▸ Task prompt
Locate the lines that hold the string "title". Copy every such line.

_ _ _ _ _ _ _

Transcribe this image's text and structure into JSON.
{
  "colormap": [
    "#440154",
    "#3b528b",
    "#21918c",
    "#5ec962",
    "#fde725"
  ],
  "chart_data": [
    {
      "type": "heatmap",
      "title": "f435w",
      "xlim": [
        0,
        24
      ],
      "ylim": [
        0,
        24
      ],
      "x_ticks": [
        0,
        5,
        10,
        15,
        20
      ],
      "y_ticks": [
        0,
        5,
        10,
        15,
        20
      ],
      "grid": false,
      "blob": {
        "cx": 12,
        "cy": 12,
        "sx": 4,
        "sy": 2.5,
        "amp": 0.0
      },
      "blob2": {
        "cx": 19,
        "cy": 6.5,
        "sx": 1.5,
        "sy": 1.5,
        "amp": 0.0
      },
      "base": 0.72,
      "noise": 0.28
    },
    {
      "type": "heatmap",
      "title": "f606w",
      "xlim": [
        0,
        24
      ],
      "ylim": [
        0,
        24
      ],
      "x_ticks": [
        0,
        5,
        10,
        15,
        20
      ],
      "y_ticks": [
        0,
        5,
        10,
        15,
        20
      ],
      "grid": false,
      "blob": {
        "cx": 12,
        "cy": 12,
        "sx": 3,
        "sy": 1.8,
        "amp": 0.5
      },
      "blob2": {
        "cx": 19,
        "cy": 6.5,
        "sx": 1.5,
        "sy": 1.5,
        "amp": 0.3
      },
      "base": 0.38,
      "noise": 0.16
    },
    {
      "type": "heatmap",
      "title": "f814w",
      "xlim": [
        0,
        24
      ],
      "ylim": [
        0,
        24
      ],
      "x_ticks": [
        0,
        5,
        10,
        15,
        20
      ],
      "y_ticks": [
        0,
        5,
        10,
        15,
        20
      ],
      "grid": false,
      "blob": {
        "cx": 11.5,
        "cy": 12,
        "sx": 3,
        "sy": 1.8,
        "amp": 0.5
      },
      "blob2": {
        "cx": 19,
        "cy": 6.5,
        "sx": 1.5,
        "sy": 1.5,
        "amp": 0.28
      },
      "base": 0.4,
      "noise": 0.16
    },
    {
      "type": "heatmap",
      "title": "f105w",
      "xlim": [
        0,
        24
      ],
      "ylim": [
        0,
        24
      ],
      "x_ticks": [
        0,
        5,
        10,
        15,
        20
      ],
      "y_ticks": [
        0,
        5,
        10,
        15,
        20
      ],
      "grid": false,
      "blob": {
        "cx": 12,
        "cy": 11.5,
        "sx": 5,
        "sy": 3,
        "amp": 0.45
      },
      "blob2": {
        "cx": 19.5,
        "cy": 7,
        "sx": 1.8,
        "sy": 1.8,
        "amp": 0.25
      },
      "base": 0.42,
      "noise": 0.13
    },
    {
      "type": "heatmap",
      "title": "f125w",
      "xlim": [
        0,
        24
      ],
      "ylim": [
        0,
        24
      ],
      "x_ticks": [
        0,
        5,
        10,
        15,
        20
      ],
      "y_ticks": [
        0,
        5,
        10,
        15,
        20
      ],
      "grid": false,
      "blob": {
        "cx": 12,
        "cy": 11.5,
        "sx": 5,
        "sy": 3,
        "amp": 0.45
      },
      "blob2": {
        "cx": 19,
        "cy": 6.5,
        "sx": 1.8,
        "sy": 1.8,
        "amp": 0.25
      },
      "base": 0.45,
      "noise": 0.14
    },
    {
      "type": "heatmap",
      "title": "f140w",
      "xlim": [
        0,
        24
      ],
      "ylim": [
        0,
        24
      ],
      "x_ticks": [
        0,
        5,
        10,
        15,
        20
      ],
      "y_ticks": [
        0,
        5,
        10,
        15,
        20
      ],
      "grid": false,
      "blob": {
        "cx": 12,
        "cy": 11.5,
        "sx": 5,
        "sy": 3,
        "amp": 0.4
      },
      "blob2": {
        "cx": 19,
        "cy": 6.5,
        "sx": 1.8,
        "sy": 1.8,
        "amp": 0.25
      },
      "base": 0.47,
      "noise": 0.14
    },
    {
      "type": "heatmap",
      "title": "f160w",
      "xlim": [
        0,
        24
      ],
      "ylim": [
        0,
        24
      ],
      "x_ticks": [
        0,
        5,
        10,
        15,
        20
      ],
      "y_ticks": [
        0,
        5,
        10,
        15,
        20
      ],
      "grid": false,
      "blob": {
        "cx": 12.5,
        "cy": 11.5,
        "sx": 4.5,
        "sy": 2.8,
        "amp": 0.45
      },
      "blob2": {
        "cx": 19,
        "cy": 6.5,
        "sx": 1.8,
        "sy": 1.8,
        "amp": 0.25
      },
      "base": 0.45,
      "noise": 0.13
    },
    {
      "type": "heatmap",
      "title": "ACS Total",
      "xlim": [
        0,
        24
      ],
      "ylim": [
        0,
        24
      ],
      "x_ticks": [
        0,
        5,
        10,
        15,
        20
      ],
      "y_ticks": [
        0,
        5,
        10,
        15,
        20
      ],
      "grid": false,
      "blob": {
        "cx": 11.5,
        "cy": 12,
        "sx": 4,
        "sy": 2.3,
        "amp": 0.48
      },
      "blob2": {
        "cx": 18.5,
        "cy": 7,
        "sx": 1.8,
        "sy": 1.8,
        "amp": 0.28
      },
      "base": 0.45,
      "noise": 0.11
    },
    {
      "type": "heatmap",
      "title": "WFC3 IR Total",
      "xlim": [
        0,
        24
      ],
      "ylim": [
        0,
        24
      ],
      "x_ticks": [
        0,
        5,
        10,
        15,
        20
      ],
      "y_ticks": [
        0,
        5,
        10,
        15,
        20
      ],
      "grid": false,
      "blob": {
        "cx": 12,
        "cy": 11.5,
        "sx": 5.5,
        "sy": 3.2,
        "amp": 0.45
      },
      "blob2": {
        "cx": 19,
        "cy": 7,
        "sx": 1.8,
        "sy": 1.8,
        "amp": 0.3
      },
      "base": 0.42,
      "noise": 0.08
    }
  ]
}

_ _ _ _ _ _ _

▸ Solution below
      "title": "f435w",
      "title": "f606w",
      "title": "f814w",
      "title": "f105w",
      "title": "f125w",
      "title": "f140w",
      "title": "f160w",
      "title": "ACS Total",
      "title": "WFC3 IR Total",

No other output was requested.